» WHAT THE TASK REQUIRES:
From the listing, collect all lines containing the word "JSON".

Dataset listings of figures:
▼
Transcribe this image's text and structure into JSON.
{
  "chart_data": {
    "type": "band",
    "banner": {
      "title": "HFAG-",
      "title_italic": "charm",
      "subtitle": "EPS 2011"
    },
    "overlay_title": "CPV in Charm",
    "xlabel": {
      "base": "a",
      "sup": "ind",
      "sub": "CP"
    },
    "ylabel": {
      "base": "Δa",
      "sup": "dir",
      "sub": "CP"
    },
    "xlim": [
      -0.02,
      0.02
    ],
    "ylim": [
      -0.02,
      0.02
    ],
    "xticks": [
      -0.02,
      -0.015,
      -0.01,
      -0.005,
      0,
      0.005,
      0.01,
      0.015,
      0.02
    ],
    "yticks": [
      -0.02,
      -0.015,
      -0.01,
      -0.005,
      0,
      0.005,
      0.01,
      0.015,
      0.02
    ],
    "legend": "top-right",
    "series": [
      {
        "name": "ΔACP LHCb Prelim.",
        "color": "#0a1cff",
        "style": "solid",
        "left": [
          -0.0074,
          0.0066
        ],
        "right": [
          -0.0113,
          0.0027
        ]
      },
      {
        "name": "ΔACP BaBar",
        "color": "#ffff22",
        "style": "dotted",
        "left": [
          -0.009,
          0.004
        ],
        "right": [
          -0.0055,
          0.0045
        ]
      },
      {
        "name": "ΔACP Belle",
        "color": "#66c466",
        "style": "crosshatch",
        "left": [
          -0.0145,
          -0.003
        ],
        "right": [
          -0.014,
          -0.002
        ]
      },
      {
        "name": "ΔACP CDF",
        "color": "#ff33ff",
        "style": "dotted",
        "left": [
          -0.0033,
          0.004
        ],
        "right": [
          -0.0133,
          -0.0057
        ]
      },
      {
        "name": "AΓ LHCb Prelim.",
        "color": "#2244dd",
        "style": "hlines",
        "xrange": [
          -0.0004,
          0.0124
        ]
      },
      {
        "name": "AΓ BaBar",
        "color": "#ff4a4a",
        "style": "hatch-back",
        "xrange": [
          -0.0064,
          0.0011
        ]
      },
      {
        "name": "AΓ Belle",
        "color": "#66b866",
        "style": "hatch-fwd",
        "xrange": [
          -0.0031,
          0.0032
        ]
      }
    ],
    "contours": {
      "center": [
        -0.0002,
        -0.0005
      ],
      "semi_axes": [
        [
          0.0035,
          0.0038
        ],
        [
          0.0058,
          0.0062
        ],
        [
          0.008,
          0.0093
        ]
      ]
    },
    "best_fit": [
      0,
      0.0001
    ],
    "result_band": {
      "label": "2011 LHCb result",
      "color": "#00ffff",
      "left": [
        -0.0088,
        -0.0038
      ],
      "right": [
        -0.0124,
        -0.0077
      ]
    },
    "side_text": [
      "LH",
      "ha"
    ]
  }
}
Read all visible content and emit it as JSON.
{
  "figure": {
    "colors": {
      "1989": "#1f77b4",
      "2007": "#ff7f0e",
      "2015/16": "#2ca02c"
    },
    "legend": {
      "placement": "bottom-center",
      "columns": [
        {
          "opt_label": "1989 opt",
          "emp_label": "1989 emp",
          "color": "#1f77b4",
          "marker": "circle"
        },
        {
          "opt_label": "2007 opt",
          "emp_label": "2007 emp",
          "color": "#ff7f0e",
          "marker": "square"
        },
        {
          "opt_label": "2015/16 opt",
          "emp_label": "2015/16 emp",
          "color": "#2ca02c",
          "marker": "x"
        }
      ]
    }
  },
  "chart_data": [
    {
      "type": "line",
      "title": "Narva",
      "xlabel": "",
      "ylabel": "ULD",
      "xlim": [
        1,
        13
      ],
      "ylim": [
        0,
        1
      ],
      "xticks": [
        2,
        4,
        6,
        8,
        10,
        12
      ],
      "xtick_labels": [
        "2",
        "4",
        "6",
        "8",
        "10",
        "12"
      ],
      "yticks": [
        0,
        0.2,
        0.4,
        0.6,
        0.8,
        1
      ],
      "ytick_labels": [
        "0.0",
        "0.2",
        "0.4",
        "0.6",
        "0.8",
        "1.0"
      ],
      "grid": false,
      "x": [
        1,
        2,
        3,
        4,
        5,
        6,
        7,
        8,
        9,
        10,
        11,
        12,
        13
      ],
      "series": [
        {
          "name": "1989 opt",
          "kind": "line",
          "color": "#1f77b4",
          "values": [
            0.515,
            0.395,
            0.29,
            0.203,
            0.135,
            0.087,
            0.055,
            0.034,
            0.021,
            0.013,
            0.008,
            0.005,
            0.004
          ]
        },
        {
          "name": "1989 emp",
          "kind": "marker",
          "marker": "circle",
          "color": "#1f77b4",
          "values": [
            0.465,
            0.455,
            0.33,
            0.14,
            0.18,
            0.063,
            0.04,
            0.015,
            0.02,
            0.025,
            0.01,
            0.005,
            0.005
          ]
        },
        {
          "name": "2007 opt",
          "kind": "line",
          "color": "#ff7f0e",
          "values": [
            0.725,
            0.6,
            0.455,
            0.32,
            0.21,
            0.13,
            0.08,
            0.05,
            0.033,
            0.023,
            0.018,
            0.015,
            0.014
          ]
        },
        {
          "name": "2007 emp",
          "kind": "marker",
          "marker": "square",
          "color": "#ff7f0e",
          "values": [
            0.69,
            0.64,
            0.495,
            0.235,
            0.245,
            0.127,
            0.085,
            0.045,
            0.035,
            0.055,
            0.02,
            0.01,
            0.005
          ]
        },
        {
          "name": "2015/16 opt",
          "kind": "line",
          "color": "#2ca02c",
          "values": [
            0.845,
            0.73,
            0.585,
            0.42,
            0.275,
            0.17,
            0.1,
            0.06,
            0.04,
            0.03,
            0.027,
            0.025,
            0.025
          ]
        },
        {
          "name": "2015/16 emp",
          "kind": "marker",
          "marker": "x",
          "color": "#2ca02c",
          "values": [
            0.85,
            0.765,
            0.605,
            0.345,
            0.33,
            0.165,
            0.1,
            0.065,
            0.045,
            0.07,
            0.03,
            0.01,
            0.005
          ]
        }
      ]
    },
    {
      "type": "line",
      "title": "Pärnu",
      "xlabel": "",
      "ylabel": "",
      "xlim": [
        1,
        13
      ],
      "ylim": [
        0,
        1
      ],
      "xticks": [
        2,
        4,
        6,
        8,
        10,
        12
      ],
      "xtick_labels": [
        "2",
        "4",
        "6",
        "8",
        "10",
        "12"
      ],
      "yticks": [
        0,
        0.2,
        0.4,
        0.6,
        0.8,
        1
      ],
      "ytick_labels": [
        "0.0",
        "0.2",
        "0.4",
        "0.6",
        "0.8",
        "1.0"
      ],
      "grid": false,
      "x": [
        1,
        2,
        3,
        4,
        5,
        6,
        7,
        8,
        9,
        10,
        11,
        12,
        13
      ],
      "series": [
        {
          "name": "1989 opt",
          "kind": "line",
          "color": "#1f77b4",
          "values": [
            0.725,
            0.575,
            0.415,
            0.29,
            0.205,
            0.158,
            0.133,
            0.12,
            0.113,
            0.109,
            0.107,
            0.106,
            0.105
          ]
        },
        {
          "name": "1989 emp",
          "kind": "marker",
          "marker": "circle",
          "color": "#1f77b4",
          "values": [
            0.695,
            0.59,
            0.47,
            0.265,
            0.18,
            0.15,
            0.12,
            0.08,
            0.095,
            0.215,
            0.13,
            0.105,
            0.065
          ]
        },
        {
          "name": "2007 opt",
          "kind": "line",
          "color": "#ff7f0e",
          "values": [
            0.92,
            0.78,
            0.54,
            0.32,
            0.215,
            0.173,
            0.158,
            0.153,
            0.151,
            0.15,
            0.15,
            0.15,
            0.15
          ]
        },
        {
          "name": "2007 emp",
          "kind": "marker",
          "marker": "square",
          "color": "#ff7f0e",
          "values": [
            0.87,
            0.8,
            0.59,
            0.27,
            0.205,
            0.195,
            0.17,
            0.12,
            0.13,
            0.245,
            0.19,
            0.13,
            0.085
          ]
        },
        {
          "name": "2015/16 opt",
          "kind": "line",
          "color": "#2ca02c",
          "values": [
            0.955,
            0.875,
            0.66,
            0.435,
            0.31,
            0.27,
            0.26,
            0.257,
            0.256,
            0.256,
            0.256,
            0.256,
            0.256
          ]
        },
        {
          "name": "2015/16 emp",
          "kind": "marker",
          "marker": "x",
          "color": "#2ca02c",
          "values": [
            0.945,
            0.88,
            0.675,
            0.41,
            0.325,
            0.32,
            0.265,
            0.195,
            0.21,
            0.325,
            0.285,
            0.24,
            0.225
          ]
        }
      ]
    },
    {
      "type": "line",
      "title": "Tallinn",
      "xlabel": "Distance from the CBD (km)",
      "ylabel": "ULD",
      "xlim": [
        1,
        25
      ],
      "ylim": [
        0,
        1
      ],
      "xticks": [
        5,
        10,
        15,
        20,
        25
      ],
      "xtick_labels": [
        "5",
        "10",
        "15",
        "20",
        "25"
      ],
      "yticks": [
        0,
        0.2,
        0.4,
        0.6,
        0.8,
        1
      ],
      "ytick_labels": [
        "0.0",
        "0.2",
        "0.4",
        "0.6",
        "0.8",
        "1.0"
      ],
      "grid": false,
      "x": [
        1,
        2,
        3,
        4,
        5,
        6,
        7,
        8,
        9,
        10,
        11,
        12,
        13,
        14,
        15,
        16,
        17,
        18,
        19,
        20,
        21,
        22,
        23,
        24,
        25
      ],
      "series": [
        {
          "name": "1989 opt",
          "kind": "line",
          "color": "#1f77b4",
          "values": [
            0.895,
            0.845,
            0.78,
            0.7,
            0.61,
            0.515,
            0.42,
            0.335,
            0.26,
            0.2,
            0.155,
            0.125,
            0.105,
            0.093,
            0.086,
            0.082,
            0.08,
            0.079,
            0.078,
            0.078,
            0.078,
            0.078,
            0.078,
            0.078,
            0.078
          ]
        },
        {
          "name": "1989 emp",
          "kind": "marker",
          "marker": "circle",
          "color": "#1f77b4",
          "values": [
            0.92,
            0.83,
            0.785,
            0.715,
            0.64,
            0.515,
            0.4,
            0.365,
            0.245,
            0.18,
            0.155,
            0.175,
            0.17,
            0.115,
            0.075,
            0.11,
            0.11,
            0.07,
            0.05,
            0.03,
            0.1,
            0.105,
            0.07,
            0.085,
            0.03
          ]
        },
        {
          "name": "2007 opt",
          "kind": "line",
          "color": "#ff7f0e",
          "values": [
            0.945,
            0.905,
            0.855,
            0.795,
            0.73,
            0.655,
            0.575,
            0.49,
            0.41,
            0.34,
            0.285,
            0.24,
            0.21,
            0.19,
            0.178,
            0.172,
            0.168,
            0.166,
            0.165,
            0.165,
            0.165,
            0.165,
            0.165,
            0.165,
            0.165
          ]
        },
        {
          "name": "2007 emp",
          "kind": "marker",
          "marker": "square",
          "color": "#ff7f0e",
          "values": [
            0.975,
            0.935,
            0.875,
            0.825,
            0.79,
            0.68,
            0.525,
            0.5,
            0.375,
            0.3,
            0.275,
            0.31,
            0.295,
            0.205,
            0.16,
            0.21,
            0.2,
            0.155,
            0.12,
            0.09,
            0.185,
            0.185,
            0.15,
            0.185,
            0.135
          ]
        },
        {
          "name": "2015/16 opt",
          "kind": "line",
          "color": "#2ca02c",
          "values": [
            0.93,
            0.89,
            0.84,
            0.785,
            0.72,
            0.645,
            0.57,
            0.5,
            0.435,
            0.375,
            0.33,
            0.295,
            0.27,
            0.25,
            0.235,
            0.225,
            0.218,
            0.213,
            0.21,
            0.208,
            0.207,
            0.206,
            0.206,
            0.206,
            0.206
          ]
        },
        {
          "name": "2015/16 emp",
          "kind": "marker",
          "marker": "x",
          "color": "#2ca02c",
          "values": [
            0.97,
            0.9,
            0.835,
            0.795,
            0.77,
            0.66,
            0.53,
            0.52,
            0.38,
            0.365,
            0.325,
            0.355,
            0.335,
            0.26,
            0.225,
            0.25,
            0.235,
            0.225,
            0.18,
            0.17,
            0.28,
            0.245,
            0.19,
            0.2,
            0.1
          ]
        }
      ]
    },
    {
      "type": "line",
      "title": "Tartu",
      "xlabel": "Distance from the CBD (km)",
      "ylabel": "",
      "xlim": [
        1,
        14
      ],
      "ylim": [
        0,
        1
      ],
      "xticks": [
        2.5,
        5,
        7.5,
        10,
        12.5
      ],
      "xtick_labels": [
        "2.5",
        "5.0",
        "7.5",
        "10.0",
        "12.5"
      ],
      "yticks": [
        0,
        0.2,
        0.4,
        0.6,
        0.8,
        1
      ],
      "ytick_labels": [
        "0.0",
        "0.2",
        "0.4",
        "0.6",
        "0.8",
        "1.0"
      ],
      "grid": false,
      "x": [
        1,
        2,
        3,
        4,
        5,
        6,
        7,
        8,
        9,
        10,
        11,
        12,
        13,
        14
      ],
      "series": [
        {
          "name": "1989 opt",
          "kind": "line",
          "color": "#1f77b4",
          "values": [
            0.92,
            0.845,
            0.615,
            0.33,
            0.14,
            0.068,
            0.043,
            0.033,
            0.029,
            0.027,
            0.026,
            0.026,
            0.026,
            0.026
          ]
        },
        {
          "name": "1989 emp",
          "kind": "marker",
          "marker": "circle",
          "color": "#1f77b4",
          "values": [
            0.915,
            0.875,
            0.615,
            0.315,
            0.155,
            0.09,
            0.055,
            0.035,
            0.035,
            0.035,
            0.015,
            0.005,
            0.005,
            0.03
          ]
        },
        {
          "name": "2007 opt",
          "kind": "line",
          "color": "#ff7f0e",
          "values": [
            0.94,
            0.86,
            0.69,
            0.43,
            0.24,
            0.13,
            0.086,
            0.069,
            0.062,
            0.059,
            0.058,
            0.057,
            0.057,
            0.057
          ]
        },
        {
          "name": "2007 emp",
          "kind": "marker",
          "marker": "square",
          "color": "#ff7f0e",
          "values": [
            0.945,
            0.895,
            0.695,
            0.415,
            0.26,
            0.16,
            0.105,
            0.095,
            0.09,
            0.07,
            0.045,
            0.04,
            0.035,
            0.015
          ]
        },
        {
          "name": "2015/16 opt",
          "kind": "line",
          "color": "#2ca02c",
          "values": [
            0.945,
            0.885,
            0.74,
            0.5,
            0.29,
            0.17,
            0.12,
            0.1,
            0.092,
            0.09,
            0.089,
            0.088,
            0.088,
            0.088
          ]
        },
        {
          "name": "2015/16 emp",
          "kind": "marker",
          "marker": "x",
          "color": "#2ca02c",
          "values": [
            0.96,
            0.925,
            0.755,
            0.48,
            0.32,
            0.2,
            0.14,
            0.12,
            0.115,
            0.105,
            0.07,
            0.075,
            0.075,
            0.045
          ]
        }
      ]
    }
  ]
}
▲
» OUTPUT FOR THIS TASK:
Transcribe this image's text and structure into JSON.
Read all visible content and emit it as JSON.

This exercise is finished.